START
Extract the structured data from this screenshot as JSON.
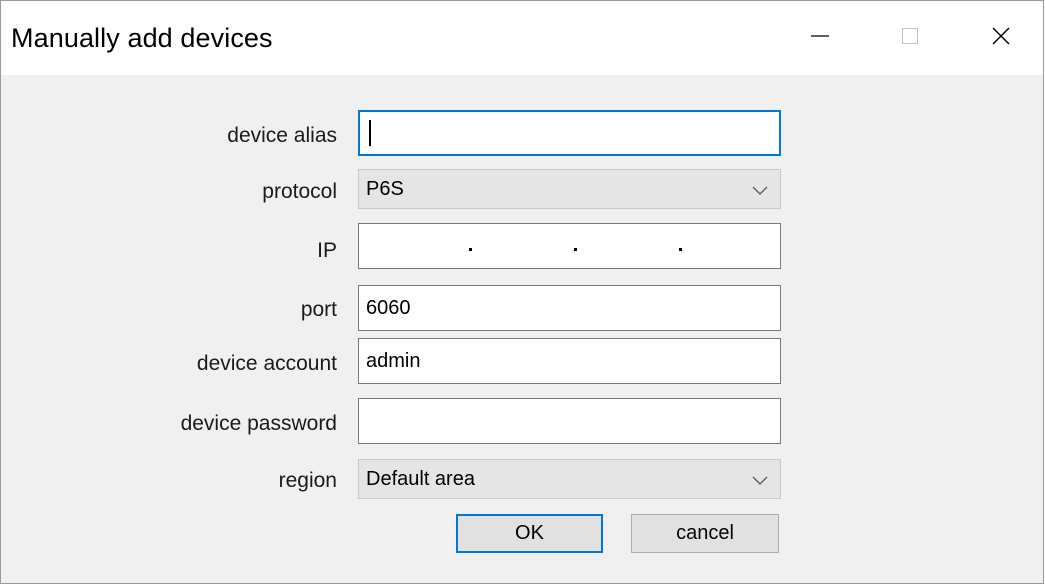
{
  "window": {
    "title": "Manually add devices",
    "controls": {
      "minimize_icon": "minimize-icon",
      "maximize_icon": "maximize-icon",
      "close_icon": "close-icon"
    }
  },
  "form": {
    "alias": {
      "label": "device alias",
      "value": ""
    },
    "protocol": {
      "label": "protocol",
      "value": "P6S"
    },
    "ip": {
      "label": "IP",
      "value": ""
    },
    "port": {
      "label": "port",
      "value": "6060"
    },
    "account": {
      "label": "device account",
      "value": "admin"
    },
    "password": {
      "label": "device password",
      "value": ""
    },
    "region": {
      "label": "region",
      "value": "Default area"
    }
  },
  "buttons": {
    "ok": "OK",
    "cancel": "cancel"
  },
  "colors": {
    "accent": "#0078d7",
    "dialog_bg": "#f0f0f0",
    "titlebar_bg": "#ffffff"
  }
}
END
→ **What you have to do**: Restate the whole listing above exactly, please, omitting every image.

→ **Response for this exercise**:
Extract the structured data from this screenshot as JSON.
{
  "window": {
    "title": "Manually add devices",
    "controls": {
      "minimize_icon": "minimize-icon",
      "maximize_icon": "maximize-icon",
      "close_icon": "close-icon"
    }
  },
  "form": {
    "alias": {
      "label": "device alias",
      "value": ""
    },
    "protocol": {
      "label": "protocol",
      "value": "P6S"
    },
    "ip": {
      "label": "IP",
      "value": ""
    },
    "port": {
      "label": "port",
      "value": "6060"
    },
    "account": {
      "label": "device account",
      "value": "admin"
    },
    "password": {
      "label": "device password",
      "value": ""
    },
    "region": {
      "label": "region",
      "value": "Default area"
    }
  },
  "buttons": {
    "ok": "OK",
    "cancel": "cancel"
  },
  "colors": {
    "accent": "#0078d7",
    "dialog_bg": "#f0f0f0",
    "titlebar_bg": "#ffffff"
  }
}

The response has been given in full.